Work to be completed:
The material below should be written out in full and exactly; pictures stay out of the copy.

* begin Stored data *

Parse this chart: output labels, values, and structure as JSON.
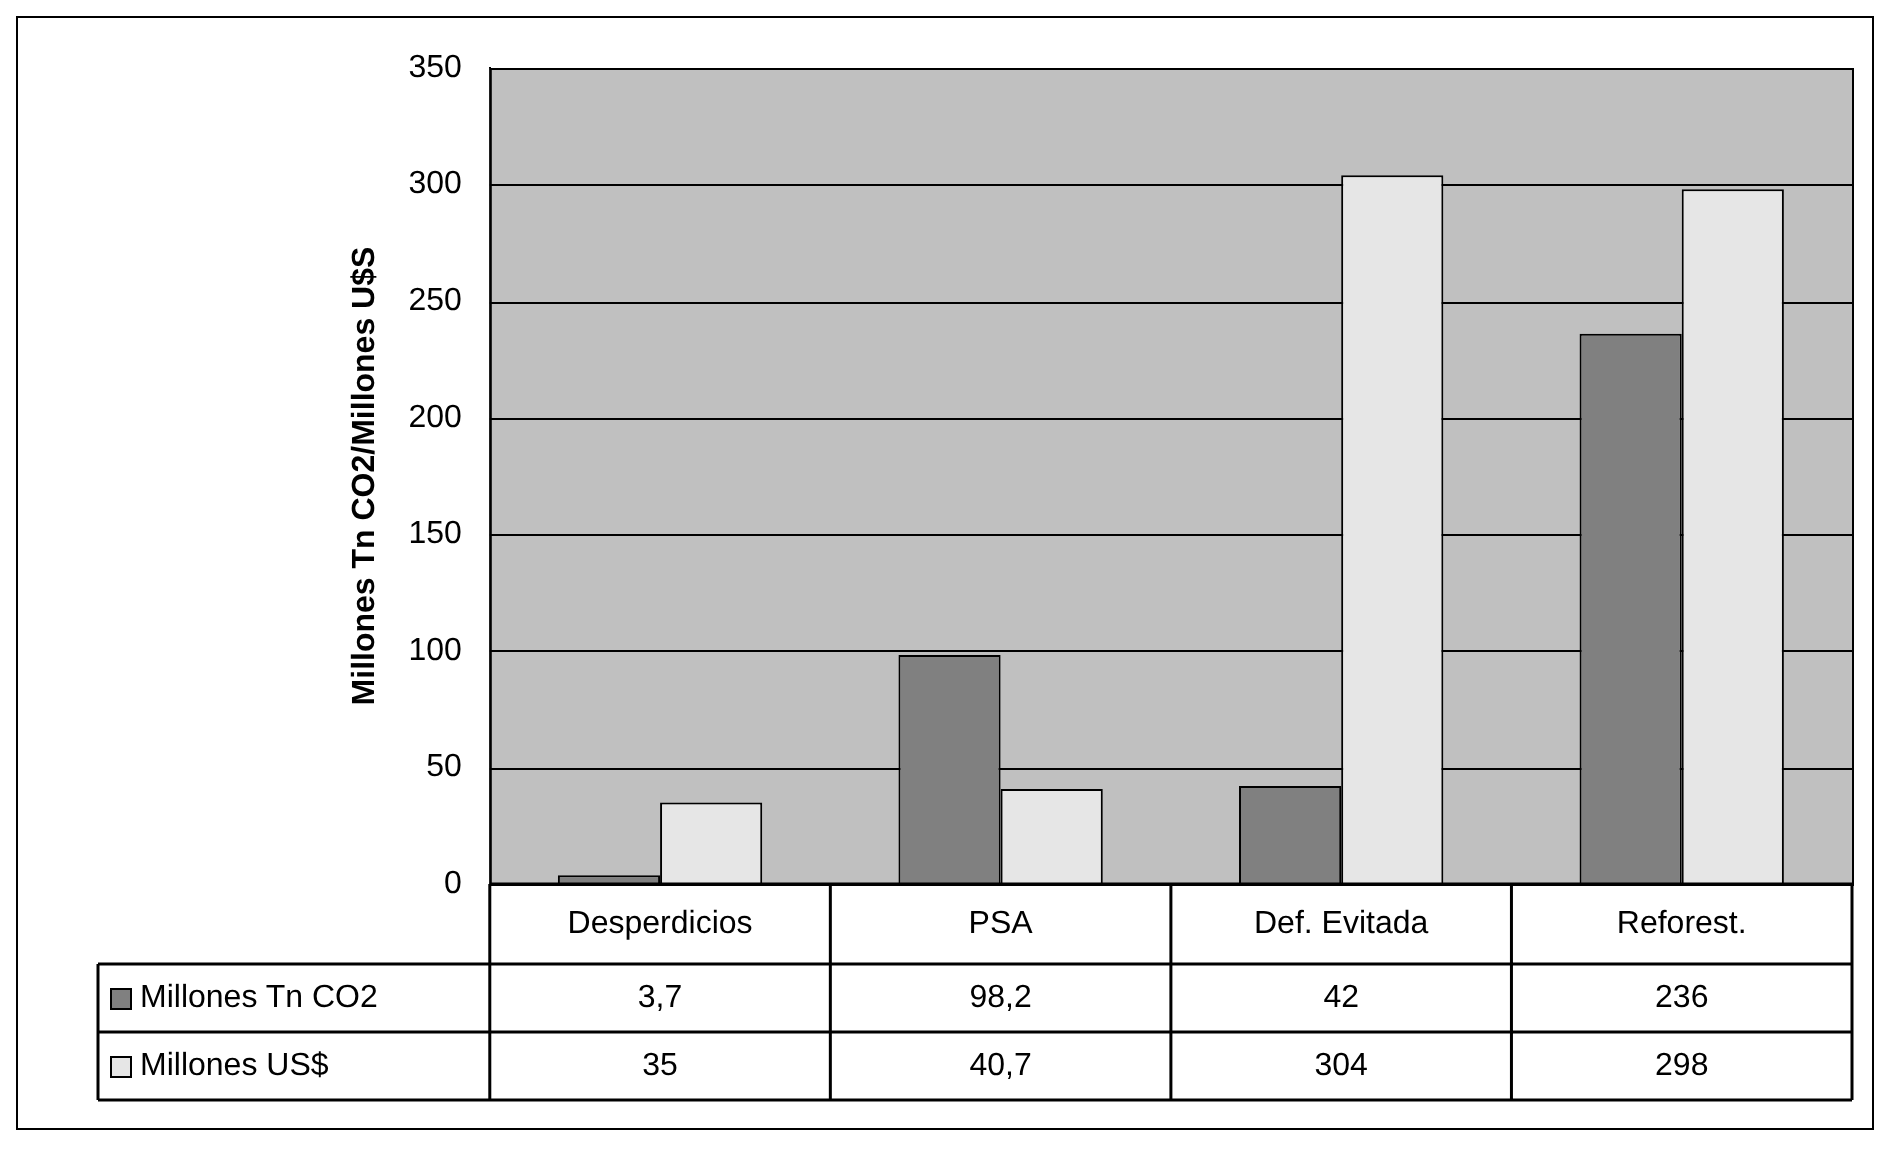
{
  "chart_data": {
    "type": "bar",
    "ylabel": "Millones Tn CO2/Millones U$S",
    "categories": [
      "Desperdicios",
      "PSA",
      "Def. Evitada",
      "Reforest."
    ],
    "series": [
      {
        "name": "Millones Tn CO2",
        "color": "#808080",
        "values": [
          3.7,
          98.2,
          42,
          236
        ],
        "value_labels": [
          "3,7",
          "98,2",
          "42",
          "236"
        ]
      },
      {
        "name": "Millones US$",
        "color": "#e6e6e6",
        "values": [
          35,
          40.7,
          304,
          298
        ],
        "value_labels": [
          "35",
          "40,7",
          "304",
          "298"
        ]
      }
    ],
    "ylim": [
      0,
      350
    ],
    "yticks": [
      0,
      50,
      100,
      150,
      200,
      250,
      300,
      350
    ],
    "grid": "y",
    "legend": "bottom"
  }
}
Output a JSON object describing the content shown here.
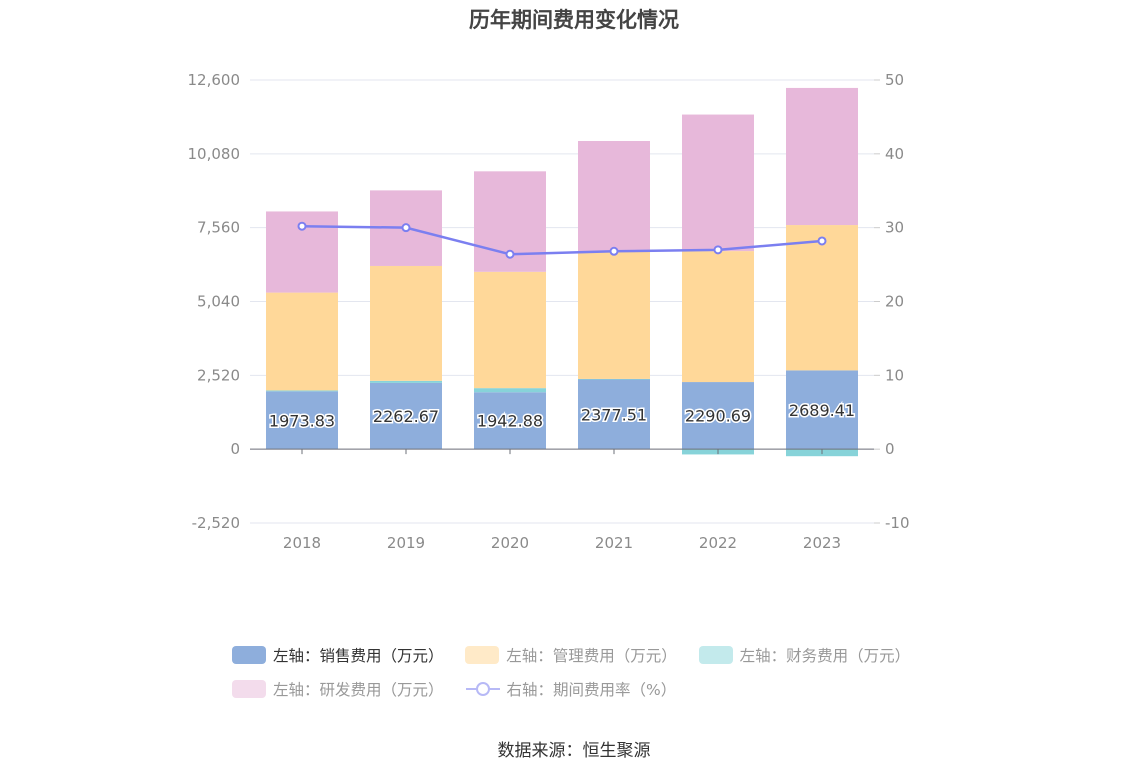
{
  "title": "历年期间费用变化情况",
  "source": "数据来源：恒生聚源",
  "colors": {
    "sales": "#8eaedc",
    "admin": "#ffd899",
    "finance": "#87d3d9",
    "rd": "#e7b8da",
    "ratio": "#7b7ff0",
    "grid": "#e3e6ef",
    "axis_text": "#8a8a8a"
  },
  "legend": [
    {
      "label": "左轴：销售费用（万元）",
      "series": "sales",
      "type": "bar",
      "swatch": "#8eaedc",
      "active": true
    },
    {
      "label": "左轴：管理费用（万元）",
      "series": "admin",
      "type": "bar",
      "swatch": "#ffeac8",
      "active": false
    },
    {
      "label": "左轴：财务费用（万元）",
      "series": "finance",
      "type": "bar",
      "swatch": "#c3eaec",
      "active": false
    },
    {
      "label": "左轴：研发费用（万元）",
      "series": "rd",
      "type": "bar",
      "swatch": "#f3dcec",
      "active": false
    },
    {
      "label": "右轴：期间费用率（%）",
      "series": "ratio",
      "type": "line",
      "swatch": "#7b7ff0",
      "active": false
    }
  ],
  "chart_data": {
    "type": "bar",
    "stacked": true,
    "categories": [
      "2018",
      "2019",
      "2020",
      "2021",
      "2022",
      "2023"
    ],
    "y_left": {
      "ticks": [
        "12,600",
        "10,080",
        "7,560",
        "5,040",
        "2,520",
        "0",
        "-2,520"
      ],
      "min": -2520,
      "max": 12600
    },
    "y_right": {
      "ticks": [
        "50",
        "40",
        "30",
        "20",
        "10",
        "0",
        "-10"
      ],
      "min": -10,
      "max": 50
    },
    "series": [
      {
        "name": "左轴：销售费用（万元）",
        "key": "sales",
        "axis": "left",
        "values": [
          1973.83,
          2262.67,
          1942.88,
          2377.51,
          2290.69,
          2689.41
        ],
        "labels": [
          "1973.83",
          "2262.67",
          "1942.88",
          "2377.51",
          "2290.69",
          "2689.41"
        ]
      },
      {
        "name": "左轴：财务费用（万元）",
        "key": "finance",
        "axis": "left",
        "values": [
          30,
          70,
          140,
          20,
          -180,
          -240
        ]
      },
      {
        "name": "左轴：管理费用（万元）",
        "key": "admin",
        "axis": "left",
        "values": [
          3340,
          3920,
          3970,
          4360,
          4470,
          4960
        ]
      },
      {
        "name": "左轴：研发费用（万元）",
        "key": "rd",
        "axis": "left",
        "values": [
          2770,
          2580,
          3430,
          3760,
          4660,
          4680
        ]
      },
      {
        "name": "右轴：期间费用率（%）",
        "key": "ratio",
        "axis": "right",
        "type": "line",
        "values": [
          30.2,
          30.0,
          26.4,
          26.8,
          27.0,
          28.2
        ]
      }
    ],
    "grid": true,
    "legend_position": "bottom"
  }
}
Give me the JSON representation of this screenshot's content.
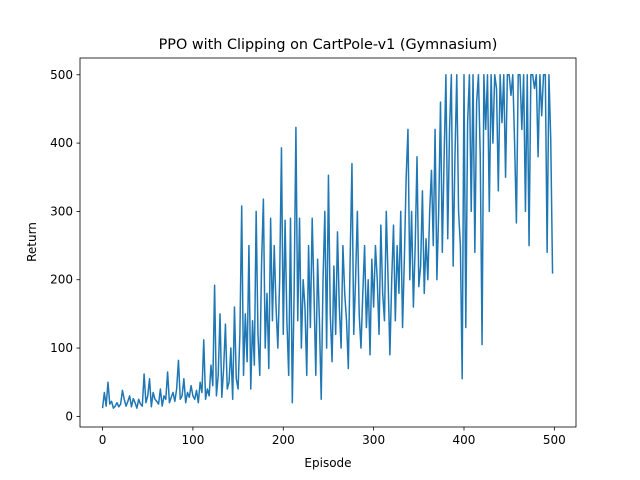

* end Stored data *

Solution:
Parse this chart: output labels, values, and structure as JSON.
{
  "chart_data": {
    "type": "bar",
    "ylabel": "Millones Tn CO2/Millones U$S",
    "categories": [
      "Desperdicios",
      "PSA",
      "Def. Evitada",
      "Reforest."
    ],
    "series": [
      {
        "name": "Millones Tn CO2",
        "color": "#808080",
        "values": [
          3.7,
          98.2,
          42,
          236
        ],
        "value_labels": [
          "3,7",
          "98,2",
          "42",
          "236"
        ]
      },
      {
        "name": "Millones US$",
        "color": "#e6e6e6",
        "values": [
          35,
          40.7,
          304,
          298
        ],
        "value_labels": [
          "35",
          "40,7",
          "304",
          "298"
        ]
      }
    ],
    "ylim": [
      0,
      350
    ],
    "yticks": [
      0,
      50,
      100,
      150,
      200,
      250,
      300,
      350
    ],
    "grid": "y",
    "legend": "bottom"
  }
}
Output a JSON object describing the content shown here.
{
  "title": "历年期间费用变化情况",
  "source": "数据来源：恒生聚源",
  "colors": {
    "sales": "#8eaedc",
    "admin": "#ffd899",
    "finance": "#87d3d9",
    "rd": "#e7b8da",
    "ratio": "#7b7ff0",
    "grid": "#e3e6ef",
    "axis_text": "#8a8a8a"
  },
  "legend": [
    {
      "label": "左轴：销售费用（万元）",
      "series": "sales",
      "type": "bar",
      "swatch": "#8eaedc",
      "active": true
    },
    {
      "label": "左轴：管理费用（万元）",
      "series": "admin",
      "type": "bar",
      "swatch": "#ffeac8",
      "active": false
    },
    {
      "label": "左轴：财务费用（万元）",
      "series": "finance",
      "type": "bar",
      "swatch": "#c3eaec",
      "active": false
    },
    {
      "label": "左轴：研发费用（万元）",
      "series": "rd",
      "type": "bar",
      "swatch": "#f3dcec",
      "active": false
    },
    {
      "label": "右轴：期间费用率（%）",
      "series": "ratio",
      "type": "line",
      "swatch": "#7b7ff0",
      "active": false
    }
  ],
  "chart_data": {
    "type": "bar",
    "stacked": true,
    "categories": [
      "2018",
      "2019",
      "2020",
      "2021",
      "2022",
      "2023"
    ],
    "y_left": {
      "ticks": [
        "12,600",
        "10,080",
        "7,560",
        "5,040",
        "2,520",
        "0",
        "-2,520"
      ],
      "min": -2520,
      "max": 12600
    },
    "y_right": {
      "ticks": [
        "50",
        "40",
        "30",
        "20",
        "10",
        "0",
        "-10"
      ],
      "min": -10,
      "max": 50
    },
    "series": [
      {
        "name": "左轴：销售费用（万元）",
        "key": "sales",
        "axis": "left",
        "values": [
          1973.83,
          2262.67,
          1942.88,
          2377.51,
          2290.69,
          2689.41
        ],
        "labels": [
          "1973.83",
          "2262.67",
          "1942.88",
          "2377.51",
          "2290.69",
          "2689.41"
        ]
      },
      {
        "name": "左轴：财务费用（万元）",
        "key": "finance",
        "axis": "left",
        "values": [
          30,
          70,
          140,
          20,
          -180,
          -240
        ]
      },
      {
        "name": "左轴：管理费用（万元）",
        "key": "admin",
        "axis": "left",
        "values": [
          3340,
          3920,
          3970,
          4360,
          4470,
          4960
        ]
      },
      {
        "name": "左轴：研发费用（万元）",
        "key": "rd",
        "axis": "left",
        "values": [
          2770,
          2580,
          3430,
          3760,
          4660,
          4680
        ]
      },
      {
        "name": "右轴：期间费用率（%）",
        "key": "ratio",
        "axis": "right",
        "type": "line",
        "values": [
          30.2,
          30.0,
          26.4,
          26.8,
          27.0,
          28.2
        ]
      }
    ],
    "grid": true,
    "legend_position": "bottom"
  }
}
Give me the JSON representation of this screenshot's content.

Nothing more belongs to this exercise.